Dr. Stacy Erickson-Pesetski, a professor of English and associate dean of Academic Affairs, conducts class once a week over a four-week period at Logansport Juvenile Correctional Facility. Photo provided
Dr. Stacy Erickson-Pesetski, a professor of English and associate dean of Academic Affairs, conducts class once a week over a four-week period at Logansport Juvenile Correctional Facility. Photo provided
As the end of the school year approaches, Logansport High School English teacher Chris Pearcy is preparing for a tradition: introducing his students to William Shakespeare through the play “Romeo and Juliet.”

Shakespeare is as timely as ever. “The Tragedy of Macbeth,” starring Denzel Washington in the title role, was nominated for three academy awards. HBO’s series “Station Eleven,” based on the 2014 novel by Emily St. John Mandel, follows a troupe of Shakespearean actors long after a plague leaves America post apocalyptic. And there’s Steven Speilberg’s remake of “West Side Story,” a retelling of “Romeo and Juliet.”

Shakespeare’s birthdate is unknown but records show he was baptized on April 26, 1564. His birth is normally celebrated on April 23rd, which is also the day of his death in 1616.

Pearcy has taught “Romeo and Juliet” the past three years since moving up from middle school. Students go into the reading expecting a really old and boring play. He is happy they walk away with new opinions.

“Usually at this point freshmen don’t know that much about Shakespeare,” he said. “They know he wrote a bunch of plays and they know he writes in a weird way and sounds funny to their ears when they hear it. But they have no idea about the content. They are often surprised.”

Pearcy’s approach to teaching the bard is having his students read the “No Fear Shakespeare” version from Sparknotes. It puts the traditional text alongside a modern translation. Once they finish an act, he shows them video of a live performance from Canada’s Stratford Festival. When they complete the play they watch a modernized Broadway version starring Orlando Bloom.

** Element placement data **
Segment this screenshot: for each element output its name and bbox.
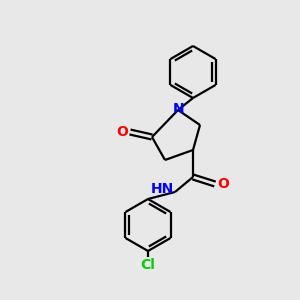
Text: Cl: Cl xyxy=(141,258,155,272)
Text: O: O xyxy=(116,125,128,139)
Text: N: N xyxy=(173,102,185,116)
Text: O: O xyxy=(217,177,229,191)
Text: HN: HN xyxy=(150,182,174,196)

** GOALS **
1. Rewrite the article on teaching Shakespeare from "Shakespeare is as" to "with new opinions.", substituting "pandemic" for "plague".
2. According to the article on teaching Shakespeare, how many academy award nominations did "The Tragedy of Macbeth" receive?

** FULL SOLUTIONS **
1.
Shakespeare is as timely as ever. “The Tragedy of Macbeth,” starring Denzel Washington in the title role, was nominated for three academy awards. HBO’s series “Station Eleven,” based on the 2014 novel by Emily St. John Mandel, follows a troupe of Shakespearean actors long after a pandemic leaves America post apocalyptic. And there’s Steven Speilberg’s remake of “West Side Story,” a retelling of “Romeo and Juliet.”

Shakespeare’s birthdate is unknown but records show he was baptized on April 26, 1564. His birth is normally celebrated on April 23rd, which is also the day of his death in 1616.

Pearcy has taught “Romeo and Juliet” the past three years since moving up from middle school. Students go into the reading expecting a really old and boring play. He is happy they walk away with new opinions.

2. Three.